- Written problem -
Copy the data that follows exactly. Include no pictures.

- Supplied records -
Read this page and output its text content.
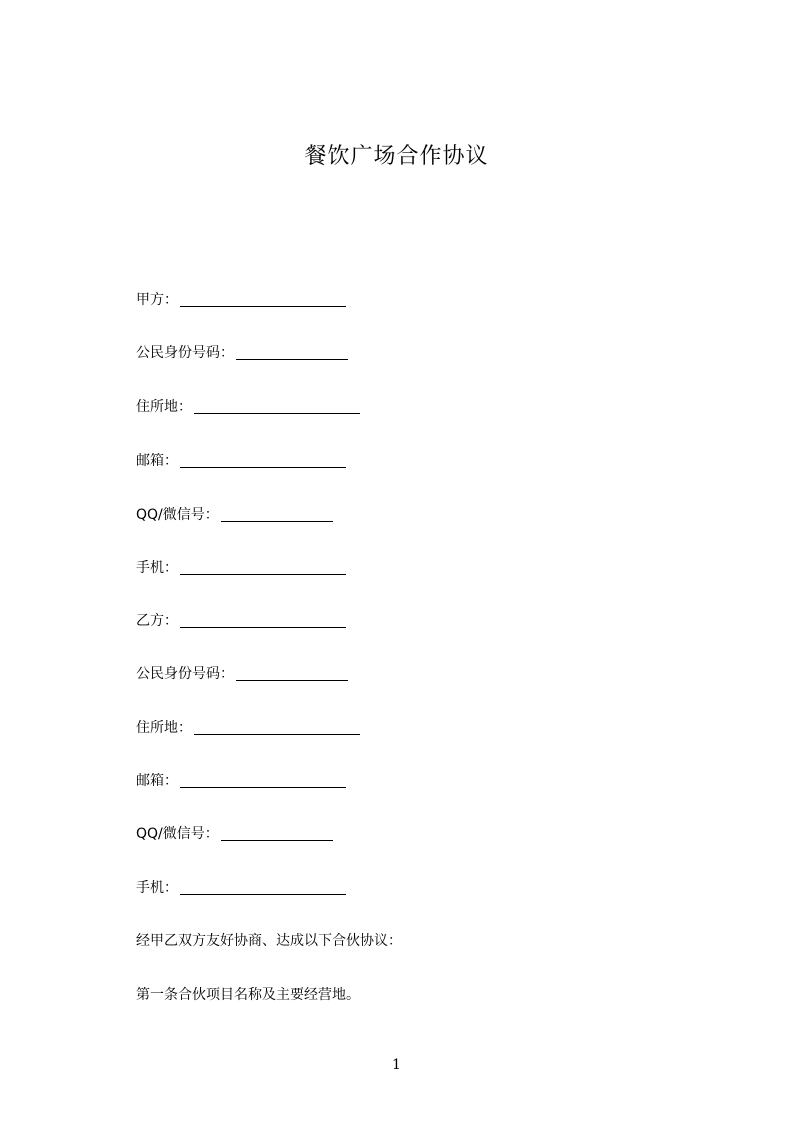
餐饮广场合作协议
甲方：
公民身份号码：
住所地：
邮箱：
QQ/微信号：
手机：
乙方：
公民身份号码：
住所地：
邮箱：
QQ/微信号：
手机：
经甲乙双方友好协商、达成以下合伙协议：
第一条合伙项目名称及主要经营地。
1
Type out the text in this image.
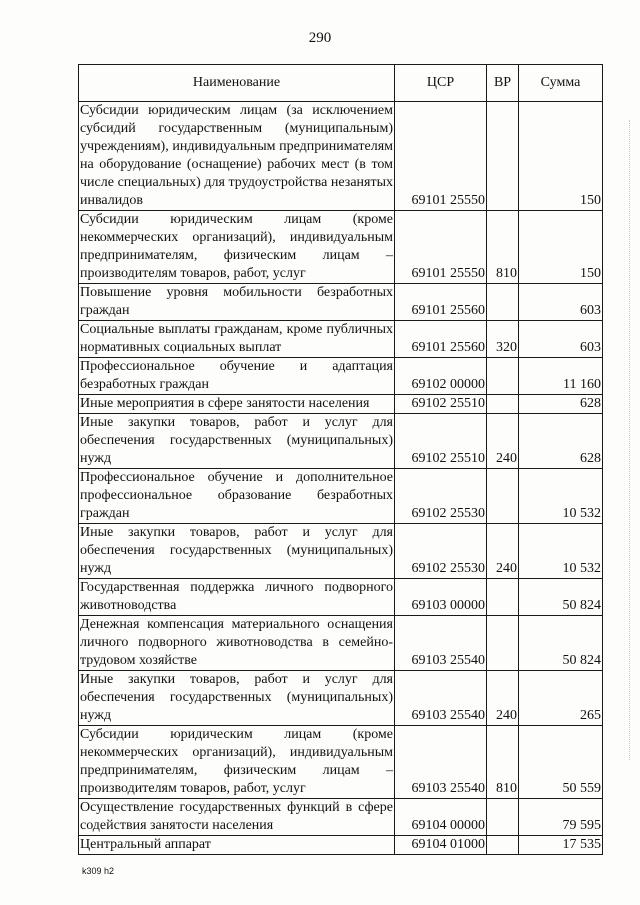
290
Наименование	ЦСР	ВР	Сумма
Субсидии юридическим лицам (за исключением субсидий государственным (муниципальным) учреждениям), индивидуальным предпринимателям на оборудование (оснащение) рабочих мест (в том числе специальных) для трудоустройства незанятых инвалидов	69101 25550		150
Субсидии юридическим лицам (кроме некоммерческих организаций), индивидуальным предпринимателям, физическим лицам – производителям товаров, работ, услуг	69101 25550	810	150
Повышение уровня мобильности безработных граждан	69101 25560		603
Социальные выплаты гражданам, кроме публичных нормативных социальных выплат	69101 25560	320	603
Профессиональное обучение и адаптация безработных граждан	69102 00000		11 160
Иные мероприятия в сфере занятости населения	69102 25510		628
Иные закупки товаров, работ и услуг для обеспечения государственных (муниципальных) нужд	69102 25510	240	628
Профессиональное обучение и дополнительное профессиональное образование безработных граждан	69102 25530		10 532
Иные закупки товаров, работ и услуг для обеспечения государственных (муниципальных) нужд	69102 25530	240	10 532
Государственная поддержка личного подворного животноводства	69103 00000		50 824
Денежная компенсация материального оснащения личного подворного животноводства в семейно-трудовом хозяйстве	69103 25540		50 824
Иные закупки товаров, работ и услуг для обеспечения государственных (муниципальных) нужд	69103 25540	240	265
Субсидии юридическим лицам (кроме некоммерческих организаций), индивидуальным предпринимателям, физическим лицам – производителям товаров, работ, услуг	69103 25540	810	50 559
Осуществление государственных функций в сфере содействия занятости населения	69104 00000		79 595
Центральный аппарат	69104 01000		17 535
k309 h2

- Response to this task -
Read this page and output its text content.
餐饮广场合作协议
甲方：
公民身份号码：
住所地：
邮箱：
QQ/微信号：
手机：
乙方：
公民身份号码：
住所地：
邮箱：
QQ/微信号：
手机：
经甲乙双方友好协商、达成以下合伙协议：
第一条合伙项目名称及主要经营地。
1
Type out the text in this image.
290
Наименование	ЦСР	ВР	Сумма
Субсидии юридическим лицам (за исключением субсидий государственным (муниципальным) учреждениям), индивидуальным предпринимателям на оборудование (оснащение) рабочих мест (в том числе специальных) для трудоустройства незанятых инвалидов	69101 25550		150
Субсидии юридическим лицам (кроме некоммерческих организаций), индивидуальным предпринимателям, физическим лицам – производителям товаров, работ, услуг	69101 25550	810	150
Повышение уровня мобильности безработных граждан	69101 25560		603
Социальные выплаты гражданам, кроме публичных нормативных социальных выплат	69101 25560	320	603
Профессиональное обучение и адаптация безработных граждан	69102 00000		11 160
Иные мероприятия в сфере занятости населения	69102 25510		628
Иные закупки товаров, работ и услуг для обеспечения государственных (муниципальных) нужд	69102 25510	240	628
Профессиональное обучение и дополнительное профессиональное образование безработных граждан	69102 25530		10 532
Иные закупки товаров, работ и услуг для обеспечения государственных (муниципальных) нужд	69102 25530	240	10 532
Государственная поддержка личного подворного животноводства	69103 00000		50 824
Денежная компенсация материального оснащения личного подворного животноводства в семейно-трудовом хозяйстве	69103 25540		50 824
Иные закупки товаров, работ и услуг для обеспечения государственных (муниципальных) нужд	69103 25540	240	265
Субсидии юридическим лицам (кроме некоммерческих организаций), индивидуальным предпринимателям, физическим лицам – производителям товаров, работ, услуг	69103 25540	810	50 559
Осуществление государственных функций в сфере содействия занятости населения	69104 00000		79 595
Центральный аппарат	69104 01000		17 535
k309 h2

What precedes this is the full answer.